[INSTRUCTION]: Reproduce the records below line by line, keeping every character, number, and bracket the same.
==*==
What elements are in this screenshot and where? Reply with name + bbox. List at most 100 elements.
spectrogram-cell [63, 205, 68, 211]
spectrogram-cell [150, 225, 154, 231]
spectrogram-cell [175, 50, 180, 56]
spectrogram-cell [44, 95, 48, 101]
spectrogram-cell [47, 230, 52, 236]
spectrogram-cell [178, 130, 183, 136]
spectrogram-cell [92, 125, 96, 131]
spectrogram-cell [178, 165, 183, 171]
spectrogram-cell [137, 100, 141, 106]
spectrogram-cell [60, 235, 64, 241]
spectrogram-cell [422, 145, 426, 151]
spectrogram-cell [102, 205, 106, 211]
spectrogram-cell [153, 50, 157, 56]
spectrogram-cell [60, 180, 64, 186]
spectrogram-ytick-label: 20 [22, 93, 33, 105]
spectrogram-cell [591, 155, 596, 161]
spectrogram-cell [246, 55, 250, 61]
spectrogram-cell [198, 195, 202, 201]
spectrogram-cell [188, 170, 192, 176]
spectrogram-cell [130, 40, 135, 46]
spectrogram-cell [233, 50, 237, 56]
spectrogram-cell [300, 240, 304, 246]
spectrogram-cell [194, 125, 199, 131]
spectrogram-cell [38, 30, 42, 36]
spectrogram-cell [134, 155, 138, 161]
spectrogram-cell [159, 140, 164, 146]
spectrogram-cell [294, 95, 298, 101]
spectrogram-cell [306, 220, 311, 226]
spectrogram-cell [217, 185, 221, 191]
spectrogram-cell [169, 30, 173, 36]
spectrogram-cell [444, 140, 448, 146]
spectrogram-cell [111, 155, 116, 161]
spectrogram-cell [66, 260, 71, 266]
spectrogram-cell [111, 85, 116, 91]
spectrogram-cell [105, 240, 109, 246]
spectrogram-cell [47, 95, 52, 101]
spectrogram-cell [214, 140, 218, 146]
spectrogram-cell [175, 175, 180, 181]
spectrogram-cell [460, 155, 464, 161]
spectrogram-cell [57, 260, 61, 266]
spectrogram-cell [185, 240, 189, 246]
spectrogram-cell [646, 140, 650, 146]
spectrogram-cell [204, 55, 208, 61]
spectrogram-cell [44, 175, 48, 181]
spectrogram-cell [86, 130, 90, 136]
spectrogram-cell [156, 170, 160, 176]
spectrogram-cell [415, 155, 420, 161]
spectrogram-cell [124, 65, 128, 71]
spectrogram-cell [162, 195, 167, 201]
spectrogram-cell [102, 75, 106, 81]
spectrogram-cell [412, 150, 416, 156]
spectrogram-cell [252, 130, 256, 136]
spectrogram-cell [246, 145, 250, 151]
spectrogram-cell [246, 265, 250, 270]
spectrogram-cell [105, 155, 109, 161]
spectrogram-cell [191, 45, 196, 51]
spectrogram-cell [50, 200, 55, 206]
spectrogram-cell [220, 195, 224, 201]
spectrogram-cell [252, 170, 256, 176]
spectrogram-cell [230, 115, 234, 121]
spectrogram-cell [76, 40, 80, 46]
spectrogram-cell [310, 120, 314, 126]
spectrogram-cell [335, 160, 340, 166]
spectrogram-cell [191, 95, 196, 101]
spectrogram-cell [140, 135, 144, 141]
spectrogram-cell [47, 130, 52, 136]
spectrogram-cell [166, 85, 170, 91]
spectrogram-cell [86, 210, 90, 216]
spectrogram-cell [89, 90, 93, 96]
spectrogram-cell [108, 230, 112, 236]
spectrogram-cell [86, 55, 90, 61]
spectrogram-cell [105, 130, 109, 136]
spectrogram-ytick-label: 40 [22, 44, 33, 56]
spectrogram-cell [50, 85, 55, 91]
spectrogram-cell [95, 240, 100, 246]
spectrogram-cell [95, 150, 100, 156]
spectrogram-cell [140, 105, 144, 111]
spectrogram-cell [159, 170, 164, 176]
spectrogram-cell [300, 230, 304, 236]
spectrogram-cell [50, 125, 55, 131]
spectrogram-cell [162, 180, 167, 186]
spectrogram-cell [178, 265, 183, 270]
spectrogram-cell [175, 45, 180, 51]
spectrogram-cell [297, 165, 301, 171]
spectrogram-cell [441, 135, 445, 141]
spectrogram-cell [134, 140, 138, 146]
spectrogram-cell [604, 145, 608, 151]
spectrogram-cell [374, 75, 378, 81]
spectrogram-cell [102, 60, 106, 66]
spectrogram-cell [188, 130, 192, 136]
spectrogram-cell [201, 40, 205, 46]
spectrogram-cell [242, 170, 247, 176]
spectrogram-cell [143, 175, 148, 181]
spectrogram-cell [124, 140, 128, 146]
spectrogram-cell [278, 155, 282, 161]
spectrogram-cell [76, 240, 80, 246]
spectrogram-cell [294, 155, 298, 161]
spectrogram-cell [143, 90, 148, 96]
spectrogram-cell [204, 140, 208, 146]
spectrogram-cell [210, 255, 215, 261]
==*==
[ANSWER BELOW]:
What elements are in this screenshot and where? Reply with name + bbox. List at most 100 elements.
spectrogram-cell [63, 205, 68, 211]
spectrogram-cell [150, 225, 154, 231]
spectrogram-cell [175, 50, 180, 56]
spectrogram-cell [44, 95, 48, 101]
spectrogram-cell [47, 230, 52, 236]
spectrogram-cell [178, 130, 183, 136]
spectrogram-cell [92, 125, 96, 131]
spectrogram-cell [178, 165, 183, 171]
spectrogram-cell [137, 100, 141, 106]
spectrogram-cell [60, 235, 64, 241]
spectrogram-cell [422, 145, 426, 151]
spectrogram-cell [102, 205, 106, 211]
spectrogram-cell [153, 50, 157, 56]
spectrogram-cell [60, 180, 64, 186]
spectrogram-ytick-label: 20 [22, 93, 33, 105]
spectrogram-cell [591, 155, 596, 161]
spectrogram-cell [246, 55, 250, 61]
spectrogram-cell [198, 195, 202, 201]
spectrogram-cell [188, 170, 192, 176]
spectrogram-cell [130, 40, 135, 46]
spectrogram-cell [233, 50, 237, 56]
spectrogram-cell [300, 240, 304, 246]
spectrogram-cell [194, 125, 199, 131]
spectrogram-cell [38, 30, 42, 36]
spectrogram-cell [134, 155, 138, 161]
spectrogram-cell [159, 140, 164, 146]
spectrogram-cell [294, 95, 298, 101]
spectrogram-cell [306, 220, 311, 226]
spectrogram-cell [217, 185, 221, 191]
spectrogram-cell [169, 30, 173, 36]
spectrogram-cell [444, 140, 448, 146]
spectrogram-cell [111, 155, 116, 161]
spectrogram-cell [66, 260, 71, 266]
spectrogram-cell [111, 85, 116, 91]
spectrogram-cell [105, 240, 109, 246]
spectrogram-cell [47, 95, 52, 101]
spectrogram-cell [214, 140, 218, 146]
spectrogram-cell [175, 175, 180, 181]
spectrogram-cell [460, 155, 464, 161]
spectrogram-cell [57, 260, 61, 266]
spectrogram-cell [185, 240, 189, 246]
spectrogram-cell [646, 140, 650, 146]
spectrogram-cell [204, 55, 208, 61]
spectrogram-cell [44, 175, 48, 181]
spectrogram-cell [86, 130, 90, 136]
spectrogram-cell [156, 170, 160, 176]
spectrogram-cell [415, 155, 420, 161]
spectrogram-cell [124, 65, 128, 71]
spectrogram-cell [162, 195, 167, 201]
spectrogram-cell [102, 75, 106, 81]
spectrogram-cell [412, 150, 416, 156]
spectrogram-cell [252, 130, 256, 136]
spectrogram-cell [246, 145, 250, 151]
spectrogram-cell [246, 265, 250, 270]
spectrogram-cell [105, 155, 109, 161]
spectrogram-cell [191, 45, 196, 51]
spectrogram-cell [50, 200, 55, 206]
spectrogram-cell [220, 195, 224, 201]
spectrogram-cell [252, 170, 256, 176]
spectrogram-cell [230, 115, 234, 121]
spectrogram-cell [76, 40, 80, 46]
spectrogram-cell [310, 120, 314, 126]
spectrogram-cell [335, 160, 340, 166]
spectrogram-cell [191, 95, 196, 101]
spectrogram-cell [140, 135, 144, 141]
spectrogram-cell [47, 130, 52, 136]
spectrogram-cell [166, 85, 170, 91]
spectrogram-cell [86, 210, 90, 216]
spectrogram-cell [89, 90, 93, 96]
spectrogram-cell [108, 230, 112, 236]
spectrogram-cell [86, 55, 90, 61]
spectrogram-cell [105, 130, 109, 136]
spectrogram-ytick-label: 40 [22, 44, 33, 56]
spectrogram-cell [50, 85, 55, 91]
spectrogram-cell [95, 240, 100, 246]
spectrogram-cell [95, 150, 100, 156]
spectrogram-cell [140, 105, 144, 111]
spectrogram-cell [159, 170, 164, 176]
spectrogram-cell [300, 230, 304, 236]
spectrogram-cell [50, 125, 55, 131]
spectrogram-cell [162, 180, 167, 186]
spectrogram-cell [178, 265, 183, 270]
spectrogram-cell [175, 45, 180, 51]
spectrogram-cell [297, 165, 301, 171]
spectrogram-cell [441, 135, 445, 141]
spectrogram-cell [134, 140, 138, 146]
spectrogram-cell [604, 145, 608, 151]
spectrogram-cell [374, 75, 378, 81]
spectrogram-cell [102, 60, 106, 66]
spectrogram-cell [188, 130, 192, 136]
spectrogram-cell [201, 40, 205, 46]
spectrogram-cell [242, 170, 247, 176]
spectrogram-cell [143, 175, 148, 181]
spectrogram-cell [124, 140, 128, 146]
spectrogram-cell [278, 155, 282, 161]
spectrogram-cell [76, 240, 80, 246]
spectrogram-cell [294, 155, 298, 161]
spectrogram-cell [143, 90, 148, 96]
spectrogram-cell [204, 140, 208, 146]
spectrogram-cell [210, 255, 215, 261]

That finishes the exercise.